» What needs to be done: Tally up the lines that include "screenshot" and state that number by itself.

» Rows from a figure dataset:

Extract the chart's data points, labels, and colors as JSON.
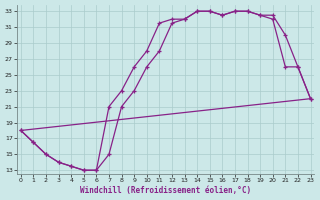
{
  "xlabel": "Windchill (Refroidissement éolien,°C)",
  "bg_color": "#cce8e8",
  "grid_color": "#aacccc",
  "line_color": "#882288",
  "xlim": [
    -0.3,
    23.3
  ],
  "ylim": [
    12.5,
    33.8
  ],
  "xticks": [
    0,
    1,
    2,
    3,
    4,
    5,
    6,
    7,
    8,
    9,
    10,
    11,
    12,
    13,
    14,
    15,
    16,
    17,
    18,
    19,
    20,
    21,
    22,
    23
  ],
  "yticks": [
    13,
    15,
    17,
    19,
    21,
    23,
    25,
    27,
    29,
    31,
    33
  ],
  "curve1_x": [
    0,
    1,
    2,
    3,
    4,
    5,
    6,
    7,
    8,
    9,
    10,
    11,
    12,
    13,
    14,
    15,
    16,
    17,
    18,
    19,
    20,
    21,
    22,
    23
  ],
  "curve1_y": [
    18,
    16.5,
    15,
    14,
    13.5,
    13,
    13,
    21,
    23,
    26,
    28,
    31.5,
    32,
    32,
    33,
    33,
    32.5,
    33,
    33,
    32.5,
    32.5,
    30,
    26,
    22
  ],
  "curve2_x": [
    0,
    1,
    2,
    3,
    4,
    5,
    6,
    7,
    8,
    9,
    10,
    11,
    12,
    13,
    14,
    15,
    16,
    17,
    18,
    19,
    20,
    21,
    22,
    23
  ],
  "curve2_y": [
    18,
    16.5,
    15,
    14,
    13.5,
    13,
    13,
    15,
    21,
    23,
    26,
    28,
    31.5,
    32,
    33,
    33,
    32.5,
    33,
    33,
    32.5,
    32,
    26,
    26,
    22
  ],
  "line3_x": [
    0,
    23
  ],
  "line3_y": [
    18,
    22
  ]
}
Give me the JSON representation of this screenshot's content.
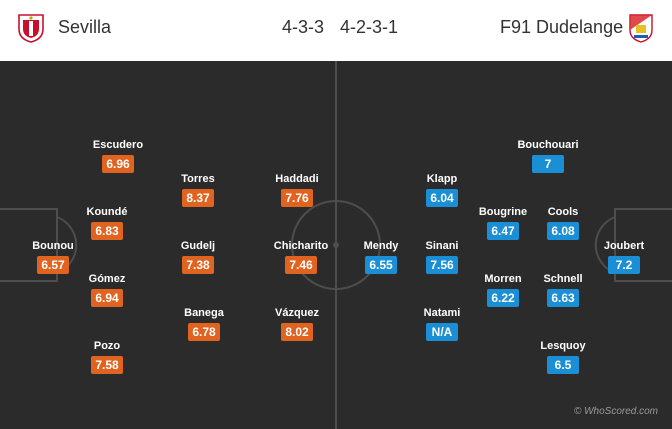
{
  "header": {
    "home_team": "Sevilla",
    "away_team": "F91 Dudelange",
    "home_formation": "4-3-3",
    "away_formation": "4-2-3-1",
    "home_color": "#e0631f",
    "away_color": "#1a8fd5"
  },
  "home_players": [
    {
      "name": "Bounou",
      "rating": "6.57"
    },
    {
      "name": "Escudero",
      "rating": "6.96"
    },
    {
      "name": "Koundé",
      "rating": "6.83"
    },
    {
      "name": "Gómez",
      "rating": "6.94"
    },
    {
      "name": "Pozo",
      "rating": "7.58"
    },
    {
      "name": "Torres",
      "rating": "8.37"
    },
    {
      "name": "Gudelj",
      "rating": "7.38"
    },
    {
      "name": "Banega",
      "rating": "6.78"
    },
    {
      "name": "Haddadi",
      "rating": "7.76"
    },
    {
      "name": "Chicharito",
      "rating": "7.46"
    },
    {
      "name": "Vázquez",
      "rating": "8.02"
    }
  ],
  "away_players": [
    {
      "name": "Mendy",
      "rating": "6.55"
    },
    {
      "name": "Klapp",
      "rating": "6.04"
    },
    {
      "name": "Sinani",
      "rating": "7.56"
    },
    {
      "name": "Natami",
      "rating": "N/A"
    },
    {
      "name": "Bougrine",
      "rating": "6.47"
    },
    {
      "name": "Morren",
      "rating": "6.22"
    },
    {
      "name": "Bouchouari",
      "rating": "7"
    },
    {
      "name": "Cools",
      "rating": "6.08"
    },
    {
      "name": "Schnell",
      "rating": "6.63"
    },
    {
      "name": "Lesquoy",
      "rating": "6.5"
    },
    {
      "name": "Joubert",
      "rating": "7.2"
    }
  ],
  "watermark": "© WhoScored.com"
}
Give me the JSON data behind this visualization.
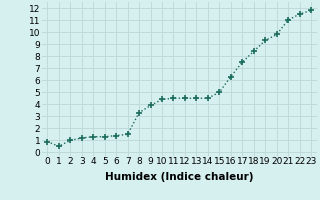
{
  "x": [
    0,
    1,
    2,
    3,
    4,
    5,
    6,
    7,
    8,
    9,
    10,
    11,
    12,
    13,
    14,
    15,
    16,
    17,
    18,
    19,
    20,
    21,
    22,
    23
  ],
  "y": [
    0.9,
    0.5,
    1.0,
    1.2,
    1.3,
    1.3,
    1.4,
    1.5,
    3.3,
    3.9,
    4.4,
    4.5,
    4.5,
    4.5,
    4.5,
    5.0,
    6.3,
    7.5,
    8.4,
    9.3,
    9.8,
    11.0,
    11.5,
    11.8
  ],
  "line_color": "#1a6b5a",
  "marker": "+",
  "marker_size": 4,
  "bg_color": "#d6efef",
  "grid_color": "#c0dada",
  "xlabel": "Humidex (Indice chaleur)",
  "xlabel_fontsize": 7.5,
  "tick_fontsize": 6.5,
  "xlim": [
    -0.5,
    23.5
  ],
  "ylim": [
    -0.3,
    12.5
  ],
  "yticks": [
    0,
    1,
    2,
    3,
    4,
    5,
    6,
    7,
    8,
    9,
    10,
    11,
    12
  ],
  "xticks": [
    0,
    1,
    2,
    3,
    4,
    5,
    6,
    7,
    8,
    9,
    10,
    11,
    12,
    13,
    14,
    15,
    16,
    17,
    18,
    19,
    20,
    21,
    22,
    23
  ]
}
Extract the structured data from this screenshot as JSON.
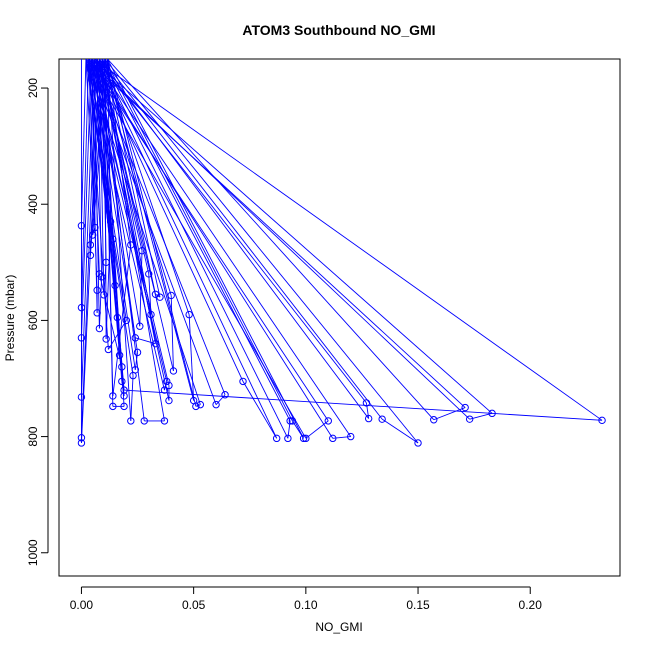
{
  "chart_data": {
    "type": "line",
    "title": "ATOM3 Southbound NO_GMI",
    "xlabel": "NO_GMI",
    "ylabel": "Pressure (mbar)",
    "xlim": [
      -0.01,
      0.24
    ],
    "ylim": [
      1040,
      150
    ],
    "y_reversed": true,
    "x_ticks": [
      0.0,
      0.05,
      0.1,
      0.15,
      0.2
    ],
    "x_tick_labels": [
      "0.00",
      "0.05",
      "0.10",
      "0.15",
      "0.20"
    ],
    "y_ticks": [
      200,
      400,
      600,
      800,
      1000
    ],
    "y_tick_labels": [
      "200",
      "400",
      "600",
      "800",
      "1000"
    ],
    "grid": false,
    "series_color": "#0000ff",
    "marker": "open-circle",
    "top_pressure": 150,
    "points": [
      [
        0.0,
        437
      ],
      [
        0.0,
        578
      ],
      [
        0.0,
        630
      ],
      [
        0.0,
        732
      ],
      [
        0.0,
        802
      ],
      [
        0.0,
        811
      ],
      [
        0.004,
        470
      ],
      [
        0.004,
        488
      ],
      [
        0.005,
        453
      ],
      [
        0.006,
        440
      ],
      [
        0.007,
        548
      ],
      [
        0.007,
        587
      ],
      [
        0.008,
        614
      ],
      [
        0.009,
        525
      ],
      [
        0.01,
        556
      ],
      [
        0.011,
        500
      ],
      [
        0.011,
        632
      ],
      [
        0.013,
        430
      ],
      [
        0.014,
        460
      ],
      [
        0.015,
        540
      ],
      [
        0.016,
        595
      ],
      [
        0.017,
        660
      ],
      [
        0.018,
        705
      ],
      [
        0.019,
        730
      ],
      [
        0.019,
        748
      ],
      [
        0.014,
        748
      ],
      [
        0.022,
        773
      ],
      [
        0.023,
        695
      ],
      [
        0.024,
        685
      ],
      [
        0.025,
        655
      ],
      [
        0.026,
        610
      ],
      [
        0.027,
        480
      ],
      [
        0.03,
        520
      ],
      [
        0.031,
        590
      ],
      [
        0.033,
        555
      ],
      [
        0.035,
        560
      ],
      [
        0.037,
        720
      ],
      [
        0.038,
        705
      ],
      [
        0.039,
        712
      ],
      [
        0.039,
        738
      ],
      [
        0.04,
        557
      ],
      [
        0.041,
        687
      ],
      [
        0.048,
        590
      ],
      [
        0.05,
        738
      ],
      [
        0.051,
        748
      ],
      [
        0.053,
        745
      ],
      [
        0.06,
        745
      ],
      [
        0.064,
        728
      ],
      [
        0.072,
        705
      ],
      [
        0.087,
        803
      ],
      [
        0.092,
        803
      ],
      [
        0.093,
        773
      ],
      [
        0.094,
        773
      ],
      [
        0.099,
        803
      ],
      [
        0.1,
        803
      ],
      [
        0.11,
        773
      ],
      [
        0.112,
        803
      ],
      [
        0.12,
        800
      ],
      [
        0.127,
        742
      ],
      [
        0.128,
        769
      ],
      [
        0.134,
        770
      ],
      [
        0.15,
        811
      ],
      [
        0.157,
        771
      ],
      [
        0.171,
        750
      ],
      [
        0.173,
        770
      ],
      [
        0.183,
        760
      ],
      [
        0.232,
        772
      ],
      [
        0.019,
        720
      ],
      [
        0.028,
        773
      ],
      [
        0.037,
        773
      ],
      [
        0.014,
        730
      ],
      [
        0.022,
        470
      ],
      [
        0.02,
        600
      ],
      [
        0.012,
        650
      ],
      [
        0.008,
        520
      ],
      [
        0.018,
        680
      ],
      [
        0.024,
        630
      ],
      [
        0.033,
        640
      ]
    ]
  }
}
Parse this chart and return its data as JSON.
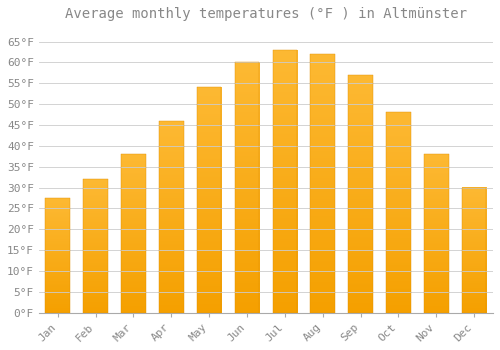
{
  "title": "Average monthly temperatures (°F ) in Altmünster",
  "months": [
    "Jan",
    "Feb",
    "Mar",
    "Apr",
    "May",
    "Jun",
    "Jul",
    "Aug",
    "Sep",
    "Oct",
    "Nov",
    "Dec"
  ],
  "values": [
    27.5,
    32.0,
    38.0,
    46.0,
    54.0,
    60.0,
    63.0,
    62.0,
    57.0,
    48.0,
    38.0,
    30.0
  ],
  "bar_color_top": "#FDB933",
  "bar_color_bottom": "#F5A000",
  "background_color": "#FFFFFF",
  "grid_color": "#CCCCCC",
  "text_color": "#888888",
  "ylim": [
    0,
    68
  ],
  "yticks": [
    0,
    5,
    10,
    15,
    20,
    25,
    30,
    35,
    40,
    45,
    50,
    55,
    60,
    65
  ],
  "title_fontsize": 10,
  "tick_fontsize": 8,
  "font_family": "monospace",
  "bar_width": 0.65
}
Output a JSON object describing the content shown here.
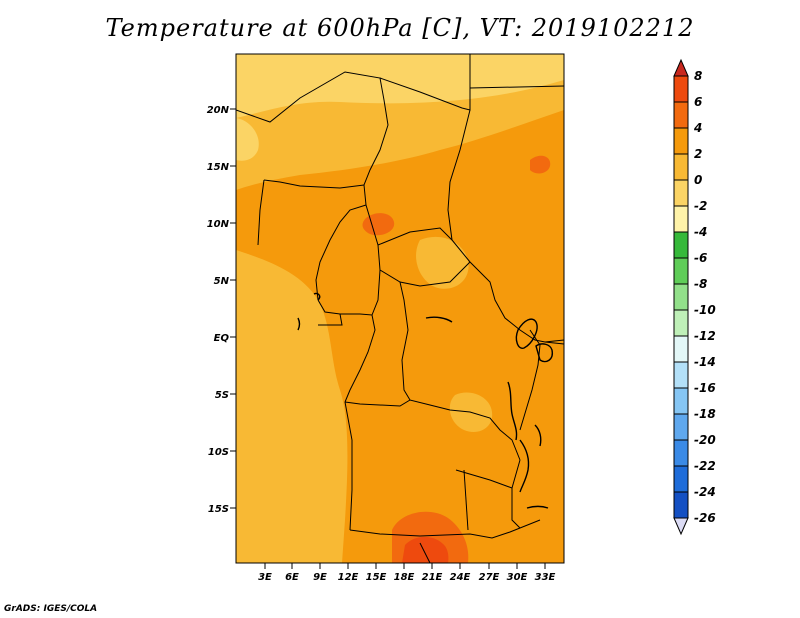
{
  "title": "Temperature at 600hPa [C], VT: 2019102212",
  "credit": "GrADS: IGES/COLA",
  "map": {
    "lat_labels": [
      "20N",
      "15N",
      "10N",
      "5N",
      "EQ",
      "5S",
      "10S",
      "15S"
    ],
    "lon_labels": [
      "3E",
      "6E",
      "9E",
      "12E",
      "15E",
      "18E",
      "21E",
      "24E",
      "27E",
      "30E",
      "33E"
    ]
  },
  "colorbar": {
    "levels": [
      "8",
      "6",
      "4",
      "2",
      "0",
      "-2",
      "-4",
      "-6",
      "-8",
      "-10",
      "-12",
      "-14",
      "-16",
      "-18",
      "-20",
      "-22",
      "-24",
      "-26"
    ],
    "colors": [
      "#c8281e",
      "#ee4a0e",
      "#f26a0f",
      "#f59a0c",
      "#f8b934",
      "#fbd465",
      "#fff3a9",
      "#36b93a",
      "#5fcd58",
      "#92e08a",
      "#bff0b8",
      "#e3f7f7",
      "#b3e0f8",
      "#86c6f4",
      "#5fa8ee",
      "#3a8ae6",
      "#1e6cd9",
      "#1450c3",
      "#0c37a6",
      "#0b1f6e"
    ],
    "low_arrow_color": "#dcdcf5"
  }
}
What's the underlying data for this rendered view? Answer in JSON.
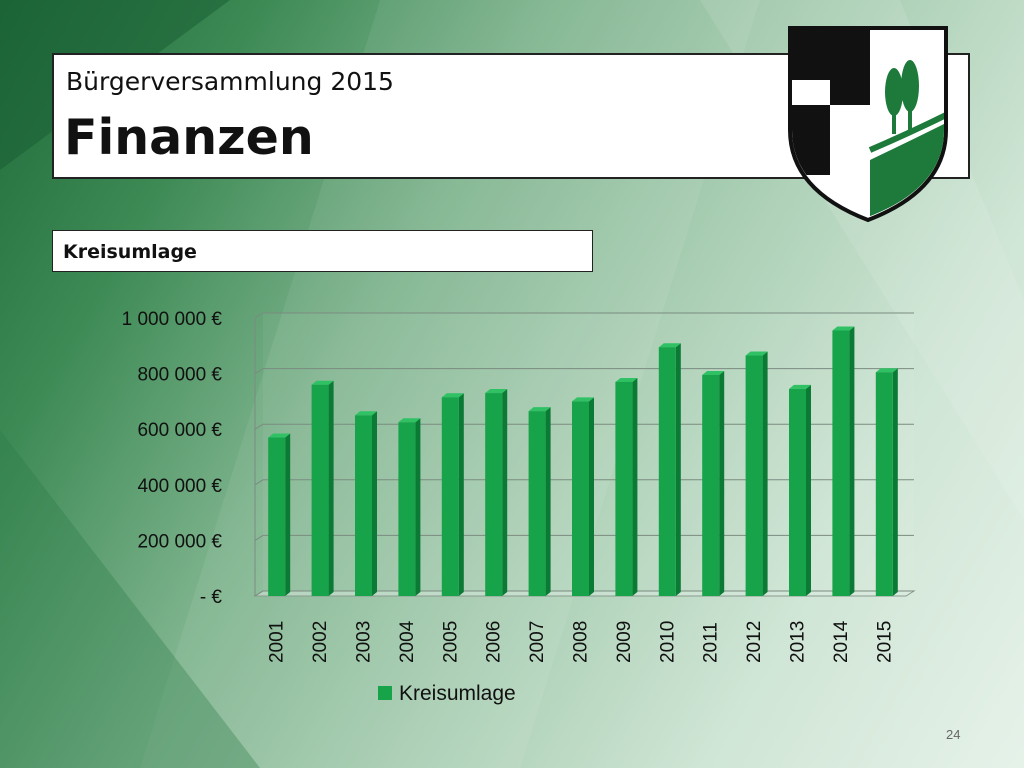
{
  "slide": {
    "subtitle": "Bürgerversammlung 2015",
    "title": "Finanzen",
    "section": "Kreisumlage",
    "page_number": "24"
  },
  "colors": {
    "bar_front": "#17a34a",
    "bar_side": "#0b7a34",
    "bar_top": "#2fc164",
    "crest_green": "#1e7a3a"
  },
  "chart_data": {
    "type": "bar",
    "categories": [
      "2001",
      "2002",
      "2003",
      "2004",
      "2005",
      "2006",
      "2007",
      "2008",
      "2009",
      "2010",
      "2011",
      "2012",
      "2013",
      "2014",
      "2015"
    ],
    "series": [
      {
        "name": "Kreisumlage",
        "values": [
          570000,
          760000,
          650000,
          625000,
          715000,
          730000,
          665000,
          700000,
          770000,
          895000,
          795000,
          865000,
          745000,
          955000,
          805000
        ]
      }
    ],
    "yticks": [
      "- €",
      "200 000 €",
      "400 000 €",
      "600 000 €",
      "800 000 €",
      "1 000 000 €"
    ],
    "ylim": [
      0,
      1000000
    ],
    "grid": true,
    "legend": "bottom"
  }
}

» Response to the exercise: 2